Objective 1 - In the text on intuitionism, what argument does G.E Moore use to defend his view?

Text excerpt -

__________________________________________________

Intuitionalism - we know what is right and wrong because it is in our intuition.

G.E Moore: a non-naturalist and believed moral judgements couldn't be proven empirically and that you can't define goodness using natural terms (naturalistic fallacy). He is regarded as a teleogolical intuitionalist because he relies on the consequences of actions on our intuition in order to know what is right or wrong. He uses the 'open question argument' to defend his argument, saying you can't define good using natural terms as it leaves the question whether the natural terms are good.

H.A Prichard: believed in 2 types of thinking, General Reasoning (looking at the facts) and Moral Intuition (decides what to do) eg the issue of abortion, reasons collects data on the matter, and intiution determines what to do. He said that peope have different morals becuase some peoples intuition is more developed and mature.Prichard said if there are conflict in obligatipn, you need to look at the situation and see whats best. Intuition teaches 3 main things: There are real objective truths, they can only be defined by moral truths and humans can discover these using their minds.

__________________________________________________

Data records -
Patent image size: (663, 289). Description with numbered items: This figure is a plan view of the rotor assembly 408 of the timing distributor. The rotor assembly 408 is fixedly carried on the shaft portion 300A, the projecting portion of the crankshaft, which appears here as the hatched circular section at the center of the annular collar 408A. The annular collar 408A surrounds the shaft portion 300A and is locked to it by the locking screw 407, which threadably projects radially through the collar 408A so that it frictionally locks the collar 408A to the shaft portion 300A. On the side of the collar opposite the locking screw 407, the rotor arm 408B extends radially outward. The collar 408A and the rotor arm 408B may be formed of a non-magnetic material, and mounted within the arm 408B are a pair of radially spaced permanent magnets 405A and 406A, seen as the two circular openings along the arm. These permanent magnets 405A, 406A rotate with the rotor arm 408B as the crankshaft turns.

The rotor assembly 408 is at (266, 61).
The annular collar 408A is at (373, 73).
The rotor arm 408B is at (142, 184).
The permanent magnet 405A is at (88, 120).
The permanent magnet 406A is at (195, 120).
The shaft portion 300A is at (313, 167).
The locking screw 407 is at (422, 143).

__________________________________________________

Objective 2 - Reproduce all of the component placement records above word for word.

Finished answer 1 - The 'open question argument'.

Finished answer 2 -
Patent image size: (663, 289). Description with numbered items: This figure is a plan view of the rotor assembly 408 of the timing distributor. The rotor assembly 408 is fixedly carried on the shaft portion 300A, the projecting portion of the crankshaft, which appears here as the hatched circular section at the center of the annular collar 408A. The annular collar 408A surrounds the shaft portion 300A and is locked to it by the locking screw 407, which threadably projects radially through the collar 408A so that it frictionally locks the collar 408A to the shaft portion 300A. On the side of the collar opposite the locking screw 407, the rotor arm 408B extends radially outward. The collar 408A and the rotor arm 408B may be formed of a non-magnetic material, and mounted within the arm 408B are a pair of radially spaced permanent magnets 405A and 406A, seen as the two circular openings along the arm. These permanent magnets 405A, 406A rotate with the rotor arm 408B as the crankshaft turns.

The rotor assembly 408 is at (266, 61).
The annular collar 408A is at (373, 73).
The rotor arm 408B is at (142, 184).
The permanent magnet 405A is at (88, 120).
The permanent magnet 406A is at (195, 120).
The shaft portion 300A is at (313, 167).
The locking screw 407 is at (422, 143).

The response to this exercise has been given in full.